■ Exercise goal ■
Copy the rows below verbatim, starting at the first row and ending after the line that contains "key-influencers-icon[interactable]: ⊞ [1100, 259, 1123, 279]".

Data entries:
========================================================================

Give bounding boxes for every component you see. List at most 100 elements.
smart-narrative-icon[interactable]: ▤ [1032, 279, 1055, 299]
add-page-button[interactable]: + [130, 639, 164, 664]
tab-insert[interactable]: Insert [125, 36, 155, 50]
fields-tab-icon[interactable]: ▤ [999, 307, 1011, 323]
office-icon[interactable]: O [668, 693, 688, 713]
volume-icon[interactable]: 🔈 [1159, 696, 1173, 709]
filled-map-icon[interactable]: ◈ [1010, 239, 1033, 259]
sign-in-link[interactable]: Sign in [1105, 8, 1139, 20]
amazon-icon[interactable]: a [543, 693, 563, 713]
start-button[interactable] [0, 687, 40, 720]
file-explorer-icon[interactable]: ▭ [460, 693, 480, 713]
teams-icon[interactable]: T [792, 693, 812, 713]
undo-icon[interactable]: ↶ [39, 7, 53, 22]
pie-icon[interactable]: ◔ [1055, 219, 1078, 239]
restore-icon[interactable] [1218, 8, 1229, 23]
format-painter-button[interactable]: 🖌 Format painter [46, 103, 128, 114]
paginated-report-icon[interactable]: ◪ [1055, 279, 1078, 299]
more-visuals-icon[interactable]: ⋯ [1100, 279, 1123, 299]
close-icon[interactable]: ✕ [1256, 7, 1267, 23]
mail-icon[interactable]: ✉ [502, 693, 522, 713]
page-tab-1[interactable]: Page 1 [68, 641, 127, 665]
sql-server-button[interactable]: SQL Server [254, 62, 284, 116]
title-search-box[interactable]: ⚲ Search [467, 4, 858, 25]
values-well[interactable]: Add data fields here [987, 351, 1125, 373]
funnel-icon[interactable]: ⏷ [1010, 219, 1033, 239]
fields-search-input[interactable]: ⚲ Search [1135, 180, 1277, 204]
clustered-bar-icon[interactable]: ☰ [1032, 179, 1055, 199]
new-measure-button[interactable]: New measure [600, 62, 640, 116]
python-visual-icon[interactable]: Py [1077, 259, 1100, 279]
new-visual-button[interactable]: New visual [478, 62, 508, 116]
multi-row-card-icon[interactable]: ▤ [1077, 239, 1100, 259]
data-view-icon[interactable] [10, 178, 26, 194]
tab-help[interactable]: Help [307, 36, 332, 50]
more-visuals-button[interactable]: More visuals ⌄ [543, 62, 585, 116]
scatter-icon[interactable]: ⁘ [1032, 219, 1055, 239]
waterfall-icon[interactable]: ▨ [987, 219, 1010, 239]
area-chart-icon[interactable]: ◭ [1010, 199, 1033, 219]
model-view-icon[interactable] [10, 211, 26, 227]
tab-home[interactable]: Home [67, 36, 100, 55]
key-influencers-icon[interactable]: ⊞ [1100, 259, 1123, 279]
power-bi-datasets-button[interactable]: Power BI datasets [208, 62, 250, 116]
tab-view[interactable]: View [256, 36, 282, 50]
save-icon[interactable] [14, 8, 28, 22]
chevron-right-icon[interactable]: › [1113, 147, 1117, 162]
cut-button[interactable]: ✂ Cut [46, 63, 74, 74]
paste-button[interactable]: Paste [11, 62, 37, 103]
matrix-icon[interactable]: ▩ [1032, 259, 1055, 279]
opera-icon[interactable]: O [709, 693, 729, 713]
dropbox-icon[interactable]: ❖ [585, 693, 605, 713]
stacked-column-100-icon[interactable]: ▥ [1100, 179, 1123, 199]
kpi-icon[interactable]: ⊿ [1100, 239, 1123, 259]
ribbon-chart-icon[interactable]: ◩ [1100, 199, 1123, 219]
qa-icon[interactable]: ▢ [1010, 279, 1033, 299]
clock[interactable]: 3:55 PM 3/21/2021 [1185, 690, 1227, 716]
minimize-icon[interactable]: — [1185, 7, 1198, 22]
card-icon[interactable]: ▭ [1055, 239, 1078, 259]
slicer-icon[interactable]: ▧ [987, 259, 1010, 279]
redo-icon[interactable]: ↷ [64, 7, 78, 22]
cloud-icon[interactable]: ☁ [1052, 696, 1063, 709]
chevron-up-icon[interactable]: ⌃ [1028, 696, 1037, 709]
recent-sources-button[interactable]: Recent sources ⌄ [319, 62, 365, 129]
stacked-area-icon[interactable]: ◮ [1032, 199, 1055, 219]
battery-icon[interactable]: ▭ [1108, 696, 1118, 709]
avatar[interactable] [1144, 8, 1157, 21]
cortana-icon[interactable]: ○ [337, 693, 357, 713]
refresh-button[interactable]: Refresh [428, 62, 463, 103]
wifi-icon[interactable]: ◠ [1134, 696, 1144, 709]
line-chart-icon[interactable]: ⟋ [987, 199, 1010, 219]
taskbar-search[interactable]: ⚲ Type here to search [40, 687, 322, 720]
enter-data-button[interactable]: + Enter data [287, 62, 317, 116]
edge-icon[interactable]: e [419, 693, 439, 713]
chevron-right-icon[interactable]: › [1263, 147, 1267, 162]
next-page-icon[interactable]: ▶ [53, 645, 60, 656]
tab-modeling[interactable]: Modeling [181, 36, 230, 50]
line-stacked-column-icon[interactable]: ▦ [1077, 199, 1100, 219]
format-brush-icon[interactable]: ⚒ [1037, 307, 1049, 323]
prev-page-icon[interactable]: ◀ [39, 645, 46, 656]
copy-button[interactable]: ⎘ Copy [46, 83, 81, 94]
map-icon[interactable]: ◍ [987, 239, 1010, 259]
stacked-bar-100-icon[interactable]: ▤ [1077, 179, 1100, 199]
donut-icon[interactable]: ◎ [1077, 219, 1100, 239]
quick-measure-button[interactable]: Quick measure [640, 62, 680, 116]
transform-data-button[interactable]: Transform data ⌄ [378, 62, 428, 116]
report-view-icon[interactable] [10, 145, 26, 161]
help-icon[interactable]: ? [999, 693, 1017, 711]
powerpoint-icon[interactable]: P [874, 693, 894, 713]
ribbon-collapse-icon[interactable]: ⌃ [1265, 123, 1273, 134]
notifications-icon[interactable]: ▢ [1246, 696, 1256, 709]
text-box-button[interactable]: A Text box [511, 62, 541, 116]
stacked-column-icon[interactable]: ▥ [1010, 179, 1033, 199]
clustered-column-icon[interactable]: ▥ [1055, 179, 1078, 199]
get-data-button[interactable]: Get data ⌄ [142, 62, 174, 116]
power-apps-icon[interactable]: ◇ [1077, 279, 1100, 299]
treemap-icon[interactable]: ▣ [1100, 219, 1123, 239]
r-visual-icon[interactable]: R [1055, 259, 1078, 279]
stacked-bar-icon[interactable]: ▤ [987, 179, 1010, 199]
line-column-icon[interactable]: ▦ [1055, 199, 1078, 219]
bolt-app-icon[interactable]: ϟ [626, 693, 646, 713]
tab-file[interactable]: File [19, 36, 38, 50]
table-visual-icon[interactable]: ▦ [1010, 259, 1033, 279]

========================================================================

■ Solution to this problem ■
Give bounding boxes for every component you see. List at most 100 elements.
smart-narrative-icon[interactable]: ▤ [1032, 279, 1055, 299]
add-page-button[interactable]: + [130, 639, 164, 664]
tab-insert[interactable]: Insert [125, 36, 155, 50]
fields-tab-icon[interactable]: ▤ [999, 307, 1011, 323]
office-icon[interactable]: O [668, 693, 688, 713]
volume-icon[interactable]: 🔈 [1159, 696, 1173, 709]
filled-map-icon[interactable]: ◈ [1010, 239, 1033, 259]
sign-in-link[interactable]: Sign in [1105, 8, 1139, 20]
amazon-icon[interactable]: a [543, 693, 563, 713]
start-button[interactable] [0, 687, 40, 720]
file-explorer-icon[interactable]: ▭ [460, 693, 480, 713]
teams-icon[interactable]: T [792, 693, 812, 713]
undo-icon[interactable]: ↶ [39, 7, 53, 22]
pie-icon[interactable]: ◔ [1055, 219, 1078, 239]
restore-icon[interactable] [1218, 8, 1229, 23]
format-painter-button[interactable]: 🖌 Format painter [46, 103, 128, 114]
paginated-report-icon[interactable]: ◪ [1055, 279, 1078, 299]
more-visuals-icon[interactable]: ⋯ [1100, 279, 1123, 299]
close-icon[interactable]: ✕ [1256, 7, 1267, 23]
mail-icon[interactable]: ✉ [502, 693, 522, 713]
page-tab-1[interactable]: Page 1 [68, 641, 127, 665]
sql-server-button[interactable]: SQL Server [254, 62, 284, 116]
title-search-box[interactable]: ⚲ Search [467, 4, 858, 25]
values-well[interactable]: Add data fields here [987, 351, 1125, 373]
funnel-icon[interactable]: ⏷ [1010, 219, 1033, 239]
fields-search-input[interactable]: ⚲ Search [1135, 180, 1277, 204]
clustered-bar-icon[interactable]: ☰ [1032, 179, 1055, 199]
new-measure-button[interactable]: New measure [600, 62, 640, 116]
python-visual-icon[interactable]: Py [1077, 259, 1100, 279]
new-visual-button[interactable]: New visual [478, 62, 508, 116]
multi-row-card-icon[interactable]: ▤ [1077, 239, 1100, 259]
data-view-icon[interactable] [10, 178, 26, 194]
tab-help[interactable]: Help [307, 36, 332, 50]
more-visuals-button[interactable]: More visuals ⌄ [543, 62, 585, 116]
scatter-icon[interactable]: ⁘ [1032, 219, 1055, 239]
waterfall-icon[interactable]: ▨ [987, 219, 1010, 239]
area-chart-icon[interactable]: ◭ [1010, 199, 1033, 219]
model-view-icon[interactable] [10, 211, 26, 227]
tab-home[interactable]: Home [67, 36, 100, 55]
key-influencers-icon[interactable]: ⊞ [1100, 259, 1123, 279]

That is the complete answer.